* SHORT EXERCISE *
Select each line where the word "month" appears.
===== SUPPLIED DATA =====
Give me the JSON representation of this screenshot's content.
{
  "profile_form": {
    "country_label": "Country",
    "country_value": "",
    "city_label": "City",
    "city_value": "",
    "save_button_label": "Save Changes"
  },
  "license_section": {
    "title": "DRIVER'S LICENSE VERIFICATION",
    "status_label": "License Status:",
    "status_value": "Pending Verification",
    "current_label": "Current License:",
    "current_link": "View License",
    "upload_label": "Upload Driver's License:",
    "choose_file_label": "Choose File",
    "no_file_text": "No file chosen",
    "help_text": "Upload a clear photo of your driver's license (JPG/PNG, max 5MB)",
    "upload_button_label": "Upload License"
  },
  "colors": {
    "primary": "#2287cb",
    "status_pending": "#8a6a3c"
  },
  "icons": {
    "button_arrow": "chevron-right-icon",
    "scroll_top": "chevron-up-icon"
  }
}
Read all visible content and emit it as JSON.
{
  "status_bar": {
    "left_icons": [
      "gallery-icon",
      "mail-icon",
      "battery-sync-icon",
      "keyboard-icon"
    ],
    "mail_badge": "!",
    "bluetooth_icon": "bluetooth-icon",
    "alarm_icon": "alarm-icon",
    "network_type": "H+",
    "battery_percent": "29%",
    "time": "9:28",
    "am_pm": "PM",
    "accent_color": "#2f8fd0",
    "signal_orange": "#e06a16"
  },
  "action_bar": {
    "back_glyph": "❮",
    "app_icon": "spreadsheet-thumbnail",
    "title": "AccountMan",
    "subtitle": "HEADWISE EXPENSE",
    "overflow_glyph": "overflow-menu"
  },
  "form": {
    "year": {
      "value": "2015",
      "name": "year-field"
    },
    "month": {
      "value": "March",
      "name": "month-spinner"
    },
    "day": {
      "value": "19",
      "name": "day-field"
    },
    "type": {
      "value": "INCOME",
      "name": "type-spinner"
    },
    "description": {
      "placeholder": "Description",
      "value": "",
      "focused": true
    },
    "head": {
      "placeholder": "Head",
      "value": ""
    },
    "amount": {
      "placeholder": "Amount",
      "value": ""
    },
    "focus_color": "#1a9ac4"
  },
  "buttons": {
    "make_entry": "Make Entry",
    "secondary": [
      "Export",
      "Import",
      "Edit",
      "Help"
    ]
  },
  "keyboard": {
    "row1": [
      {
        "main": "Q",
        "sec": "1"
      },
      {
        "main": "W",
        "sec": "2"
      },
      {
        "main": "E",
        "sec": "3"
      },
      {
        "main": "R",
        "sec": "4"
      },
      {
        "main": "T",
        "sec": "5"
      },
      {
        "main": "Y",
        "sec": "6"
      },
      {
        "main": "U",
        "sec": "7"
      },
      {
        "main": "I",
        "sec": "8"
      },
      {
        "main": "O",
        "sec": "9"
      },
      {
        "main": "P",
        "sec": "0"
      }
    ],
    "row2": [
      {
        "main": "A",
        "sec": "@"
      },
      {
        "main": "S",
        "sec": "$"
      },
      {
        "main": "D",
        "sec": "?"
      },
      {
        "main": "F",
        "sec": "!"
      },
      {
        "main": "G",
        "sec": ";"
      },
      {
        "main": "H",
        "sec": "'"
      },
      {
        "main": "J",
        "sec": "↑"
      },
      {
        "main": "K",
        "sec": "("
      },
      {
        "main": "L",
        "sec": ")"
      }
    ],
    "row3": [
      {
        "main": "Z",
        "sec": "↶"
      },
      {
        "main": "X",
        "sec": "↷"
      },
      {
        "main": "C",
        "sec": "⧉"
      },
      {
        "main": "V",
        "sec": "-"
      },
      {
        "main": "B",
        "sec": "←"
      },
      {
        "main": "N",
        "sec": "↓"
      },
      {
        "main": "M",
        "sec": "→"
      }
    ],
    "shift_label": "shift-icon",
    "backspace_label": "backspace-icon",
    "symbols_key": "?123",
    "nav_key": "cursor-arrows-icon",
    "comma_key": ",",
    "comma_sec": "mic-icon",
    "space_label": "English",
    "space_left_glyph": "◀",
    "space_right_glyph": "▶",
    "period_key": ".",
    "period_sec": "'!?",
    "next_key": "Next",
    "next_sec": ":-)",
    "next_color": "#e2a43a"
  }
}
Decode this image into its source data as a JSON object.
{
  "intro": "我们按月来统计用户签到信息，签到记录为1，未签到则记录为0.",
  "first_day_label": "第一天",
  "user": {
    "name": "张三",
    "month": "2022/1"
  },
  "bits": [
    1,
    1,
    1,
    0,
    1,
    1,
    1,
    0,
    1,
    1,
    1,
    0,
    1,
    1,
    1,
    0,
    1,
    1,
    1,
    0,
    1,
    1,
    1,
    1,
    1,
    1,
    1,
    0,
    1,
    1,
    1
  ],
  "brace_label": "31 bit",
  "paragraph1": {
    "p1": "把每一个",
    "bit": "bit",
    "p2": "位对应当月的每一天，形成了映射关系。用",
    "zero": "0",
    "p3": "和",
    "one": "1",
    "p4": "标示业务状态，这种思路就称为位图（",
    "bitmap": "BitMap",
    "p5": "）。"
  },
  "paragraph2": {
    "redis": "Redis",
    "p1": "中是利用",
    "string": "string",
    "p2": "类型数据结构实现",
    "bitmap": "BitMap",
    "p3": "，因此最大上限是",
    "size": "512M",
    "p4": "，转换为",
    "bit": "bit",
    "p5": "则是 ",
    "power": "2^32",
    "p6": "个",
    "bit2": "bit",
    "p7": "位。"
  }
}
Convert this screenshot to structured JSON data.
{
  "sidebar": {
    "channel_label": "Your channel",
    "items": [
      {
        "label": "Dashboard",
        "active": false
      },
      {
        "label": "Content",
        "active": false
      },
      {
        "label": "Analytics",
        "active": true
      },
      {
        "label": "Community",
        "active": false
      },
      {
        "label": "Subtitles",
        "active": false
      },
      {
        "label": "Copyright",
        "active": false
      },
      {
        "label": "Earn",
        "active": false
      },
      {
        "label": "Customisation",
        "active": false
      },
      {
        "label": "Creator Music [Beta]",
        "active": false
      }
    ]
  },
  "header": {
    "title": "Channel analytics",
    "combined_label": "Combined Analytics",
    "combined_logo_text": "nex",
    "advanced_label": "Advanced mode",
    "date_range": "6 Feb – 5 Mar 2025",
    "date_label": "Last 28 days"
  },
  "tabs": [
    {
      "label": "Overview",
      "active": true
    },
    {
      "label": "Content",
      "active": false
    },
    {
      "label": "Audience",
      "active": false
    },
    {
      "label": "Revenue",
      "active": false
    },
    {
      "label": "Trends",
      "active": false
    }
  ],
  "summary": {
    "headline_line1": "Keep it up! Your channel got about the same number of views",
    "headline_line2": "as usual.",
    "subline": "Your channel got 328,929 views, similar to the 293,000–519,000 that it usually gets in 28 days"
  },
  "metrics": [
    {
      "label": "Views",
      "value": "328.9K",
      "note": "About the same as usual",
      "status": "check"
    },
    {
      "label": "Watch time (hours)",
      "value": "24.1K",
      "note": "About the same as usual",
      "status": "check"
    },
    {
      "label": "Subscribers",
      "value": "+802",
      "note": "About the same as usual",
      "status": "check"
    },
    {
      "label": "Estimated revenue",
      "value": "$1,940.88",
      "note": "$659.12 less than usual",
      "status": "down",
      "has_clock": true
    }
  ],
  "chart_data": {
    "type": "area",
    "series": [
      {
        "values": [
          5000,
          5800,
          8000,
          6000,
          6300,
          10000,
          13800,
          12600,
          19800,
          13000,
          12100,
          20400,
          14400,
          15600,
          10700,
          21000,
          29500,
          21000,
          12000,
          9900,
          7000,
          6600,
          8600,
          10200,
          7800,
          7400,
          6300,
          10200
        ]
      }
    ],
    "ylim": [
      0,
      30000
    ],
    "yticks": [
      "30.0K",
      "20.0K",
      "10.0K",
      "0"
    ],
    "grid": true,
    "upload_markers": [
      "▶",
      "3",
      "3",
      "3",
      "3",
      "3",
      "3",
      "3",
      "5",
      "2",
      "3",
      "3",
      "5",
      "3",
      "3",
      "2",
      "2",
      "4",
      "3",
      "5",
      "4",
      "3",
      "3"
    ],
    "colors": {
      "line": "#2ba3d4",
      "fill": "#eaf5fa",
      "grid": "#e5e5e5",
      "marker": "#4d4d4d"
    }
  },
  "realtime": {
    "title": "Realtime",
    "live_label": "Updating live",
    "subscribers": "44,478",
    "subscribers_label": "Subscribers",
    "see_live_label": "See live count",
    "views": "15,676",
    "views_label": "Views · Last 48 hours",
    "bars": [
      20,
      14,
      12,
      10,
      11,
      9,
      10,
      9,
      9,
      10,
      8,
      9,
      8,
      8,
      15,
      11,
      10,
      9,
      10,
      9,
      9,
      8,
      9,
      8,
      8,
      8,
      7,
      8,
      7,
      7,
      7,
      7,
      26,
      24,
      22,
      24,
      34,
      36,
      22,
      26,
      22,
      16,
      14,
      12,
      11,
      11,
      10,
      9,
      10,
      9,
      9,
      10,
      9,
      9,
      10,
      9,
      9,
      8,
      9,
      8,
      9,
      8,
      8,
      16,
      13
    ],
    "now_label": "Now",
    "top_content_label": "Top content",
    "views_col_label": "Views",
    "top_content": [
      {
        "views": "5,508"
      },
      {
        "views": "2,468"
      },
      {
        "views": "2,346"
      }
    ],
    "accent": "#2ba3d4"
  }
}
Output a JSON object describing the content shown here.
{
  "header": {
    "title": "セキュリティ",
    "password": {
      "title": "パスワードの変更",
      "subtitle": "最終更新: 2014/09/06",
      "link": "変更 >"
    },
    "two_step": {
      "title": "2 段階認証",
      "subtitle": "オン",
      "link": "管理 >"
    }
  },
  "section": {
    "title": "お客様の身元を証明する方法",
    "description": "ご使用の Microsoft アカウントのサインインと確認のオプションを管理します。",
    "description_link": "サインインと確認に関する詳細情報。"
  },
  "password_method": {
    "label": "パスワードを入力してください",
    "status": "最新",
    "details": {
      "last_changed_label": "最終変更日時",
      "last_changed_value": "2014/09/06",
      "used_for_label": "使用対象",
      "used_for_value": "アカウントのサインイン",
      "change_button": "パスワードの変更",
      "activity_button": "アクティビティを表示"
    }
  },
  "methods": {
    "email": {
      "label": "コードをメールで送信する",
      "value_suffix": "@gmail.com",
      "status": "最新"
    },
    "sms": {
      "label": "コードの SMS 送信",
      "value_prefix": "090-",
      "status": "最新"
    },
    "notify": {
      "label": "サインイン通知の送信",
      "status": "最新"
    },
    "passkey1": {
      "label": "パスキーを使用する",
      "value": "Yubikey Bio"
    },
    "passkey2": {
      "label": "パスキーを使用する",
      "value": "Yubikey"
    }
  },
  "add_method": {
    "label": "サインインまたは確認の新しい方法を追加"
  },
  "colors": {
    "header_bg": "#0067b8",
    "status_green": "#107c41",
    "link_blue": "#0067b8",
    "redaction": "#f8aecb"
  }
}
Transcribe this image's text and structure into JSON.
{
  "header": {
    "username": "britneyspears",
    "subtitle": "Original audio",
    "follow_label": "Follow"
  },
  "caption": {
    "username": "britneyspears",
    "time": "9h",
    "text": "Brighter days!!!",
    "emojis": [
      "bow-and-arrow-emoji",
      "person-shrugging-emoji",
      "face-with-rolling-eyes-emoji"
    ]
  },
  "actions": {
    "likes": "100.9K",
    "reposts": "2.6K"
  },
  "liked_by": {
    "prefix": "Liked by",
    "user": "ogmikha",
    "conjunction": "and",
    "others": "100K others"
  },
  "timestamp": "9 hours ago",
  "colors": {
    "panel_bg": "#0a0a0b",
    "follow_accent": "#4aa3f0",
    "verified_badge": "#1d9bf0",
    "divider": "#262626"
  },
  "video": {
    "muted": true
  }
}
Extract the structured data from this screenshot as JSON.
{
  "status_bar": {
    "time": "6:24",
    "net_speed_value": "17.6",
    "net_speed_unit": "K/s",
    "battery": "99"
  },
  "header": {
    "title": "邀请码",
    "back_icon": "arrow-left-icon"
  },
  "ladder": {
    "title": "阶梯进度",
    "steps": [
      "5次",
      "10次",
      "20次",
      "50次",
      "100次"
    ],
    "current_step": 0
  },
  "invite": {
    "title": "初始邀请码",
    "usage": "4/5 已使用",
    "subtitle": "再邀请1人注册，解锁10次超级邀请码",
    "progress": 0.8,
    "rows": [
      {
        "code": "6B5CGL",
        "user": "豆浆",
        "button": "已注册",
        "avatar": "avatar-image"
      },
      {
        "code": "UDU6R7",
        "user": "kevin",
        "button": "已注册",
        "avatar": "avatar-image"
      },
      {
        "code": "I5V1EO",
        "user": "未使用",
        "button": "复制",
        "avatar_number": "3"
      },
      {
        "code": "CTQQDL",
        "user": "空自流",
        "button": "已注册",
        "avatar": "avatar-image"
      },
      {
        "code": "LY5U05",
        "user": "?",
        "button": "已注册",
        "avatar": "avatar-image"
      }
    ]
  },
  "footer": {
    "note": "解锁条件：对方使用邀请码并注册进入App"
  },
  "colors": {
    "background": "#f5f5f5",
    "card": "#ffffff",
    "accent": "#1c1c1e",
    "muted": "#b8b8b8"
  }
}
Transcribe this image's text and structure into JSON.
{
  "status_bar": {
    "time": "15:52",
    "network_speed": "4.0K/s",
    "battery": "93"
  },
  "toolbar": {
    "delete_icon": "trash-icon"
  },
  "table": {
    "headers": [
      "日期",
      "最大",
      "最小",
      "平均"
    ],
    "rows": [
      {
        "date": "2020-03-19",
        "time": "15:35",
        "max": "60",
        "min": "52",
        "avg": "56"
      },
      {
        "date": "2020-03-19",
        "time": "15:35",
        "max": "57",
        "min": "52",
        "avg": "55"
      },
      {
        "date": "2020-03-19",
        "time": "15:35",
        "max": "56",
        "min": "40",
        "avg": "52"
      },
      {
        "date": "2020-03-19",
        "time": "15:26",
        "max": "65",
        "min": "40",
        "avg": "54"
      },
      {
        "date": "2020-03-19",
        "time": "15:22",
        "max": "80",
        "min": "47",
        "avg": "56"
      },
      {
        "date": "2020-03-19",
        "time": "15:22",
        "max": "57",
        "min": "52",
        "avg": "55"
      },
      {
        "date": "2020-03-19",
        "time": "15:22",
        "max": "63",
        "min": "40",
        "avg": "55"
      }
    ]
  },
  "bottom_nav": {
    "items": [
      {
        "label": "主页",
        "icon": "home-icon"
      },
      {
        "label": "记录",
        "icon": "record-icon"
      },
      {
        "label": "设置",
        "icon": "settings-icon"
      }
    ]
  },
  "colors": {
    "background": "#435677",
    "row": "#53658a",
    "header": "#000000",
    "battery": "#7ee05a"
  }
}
=====
* SOLUTION FOR THIS PROBLEM *
    "month": {
      "name": "month-spinner"
    "month": "2022/1"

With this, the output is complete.